§ TASK TO CARRY OUT
Transcribe the listing in full, excluding any pictures.

§ DATA FOR THIS TASK
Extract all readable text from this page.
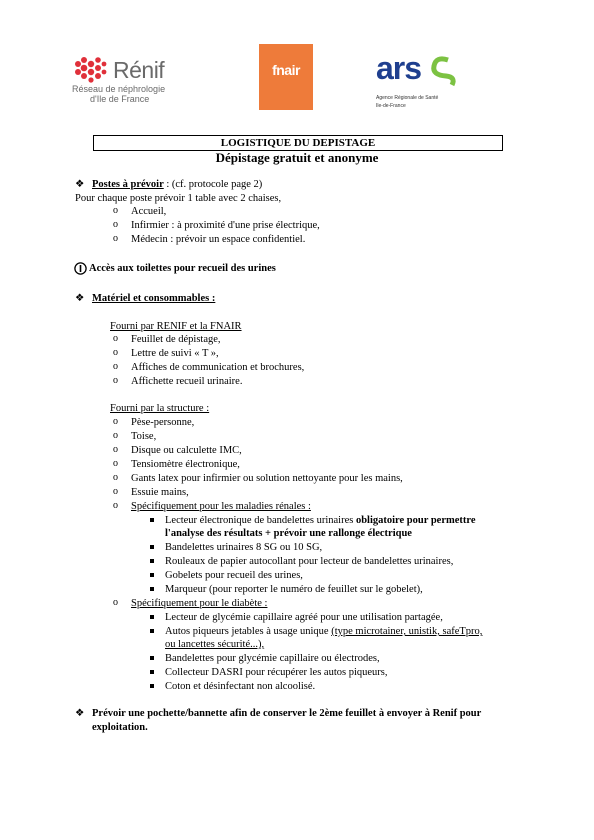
Rénif
Réseau de néphrologie
d'Ile de France
fnair	ars
Agence Régionale de Santé
Ile-de-France
LOGISTIQUE DU DEPISTAGE
Dépistage gratuit et anonyme
❖ Postes à prévoir : (cf. protocole page 2)
Pour chaque poste prévoir 1 table avec 2 chaises,
o Accueil,
o Infirmier : à proximité d'une prise électrique,
o Médecin : prévoir un espace confidentiel.
Accès aux toilettes pour recueil des urines
❖ Matériel et consommables :
Fourni par RENIF et la FNAIR
o Feuillet de dépistage,
o Lettre de suivi « T »,
o Affiches de communication et brochures,
o Affichette recueil urinaire.
Fourni par la structure :
o Pèse-personne,
o Toise,
o Disque ou calculette IMC,
o Tensiomètre électronique,
o Gants latex pour infirmier ou solution nettoyante pour les mains,
o Essuie mains,
o Spécifiquement pour les maladies rénales :
Lecteur électronique de bandelettes urinaires obligatoire pour permettre
l'analyse des résultats + prévoir une rallonge électrique
Bandelettes urinaires 8 SG ou 10 SG,
Rouleaux de papier autocollant pour lecteur de bandelettes urinaires,
Gobelets pour recueil des urines,
Marqueur (pour reporter le numéro de feuillet sur le gobelet),
o Spécifiquement pour le diabète :
Lecteur de glycémie capillaire agréé pour une utilisation partagée,
Autos piqueurs jetables à usage unique (type microtainer, unistik, safeTpro,
ou lancettes sécurité...),
Bandelettes pour glycémie capillaire ou électrodes,
Collecteur DASRI pour récupérer les autos piqueurs,
Coton et désinfectant non alcoolisé.
❖ Prévoir une pochette/bannette afin de conserver le 2ème feuillet à envoyer à Renif pour
exploitation.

§ COMPLETE ANSWER
Extract all readable text from this page.
Rénif
Réseau de néphrologie
d'Ile de France
fnair	ars
Agence Régionale de Santé
Ile-de-France
LOGISTIQUE DU DEPISTAGE
Dépistage gratuit et anonyme
❖ Postes à prévoir : (cf. protocole page 2)
Pour chaque poste prévoir 1 table avec 2 chaises,
o Accueil,
o Infirmier : à proximité d'une prise électrique,
o Médecin : prévoir un espace confidentiel.
Accès aux toilettes pour recueil des urines
❖ Matériel et consommables :
Fourni par RENIF et la FNAIR
o Feuillet de dépistage,
o Lettre de suivi « T »,
o Affiches de communication et brochures,
o Affichette recueil urinaire.
Fourni par la structure :
o Pèse-personne,
o Toise,
o Disque ou calculette IMC,
o Tensiomètre électronique,
o Gants latex pour infirmier ou solution nettoyante pour les mains,
o Essuie mains,
o Spécifiquement pour les maladies rénales :
Lecteur électronique de bandelettes urinaires obligatoire pour permettre
l'analyse des résultats + prévoir une rallonge électrique
Bandelettes urinaires 8 SG ou 10 SG,
Rouleaux de papier autocollant pour lecteur de bandelettes urinaires,
Gobelets pour recueil des urines,
Marqueur (pour reporter le numéro de feuillet sur le gobelet),
o Spécifiquement pour le diabète :
Lecteur de glycémie capillaire agréé pour une utilisation partagée,
Autos piqueurs jetables à usage unique (type microtainer, unistik, safeTpro,
ou lancettes sécurité...),
Bandelettes pour glycémie capillaire ou électrodes,
Collecteur DASRI pour récupérer les autos piqueurs,
Coton et désinfectant non alcoolisé.
❖ Prévoir une pochette/bannette afin de conserver le 2ème feuillet à envoyer à Renif pour
exploitation.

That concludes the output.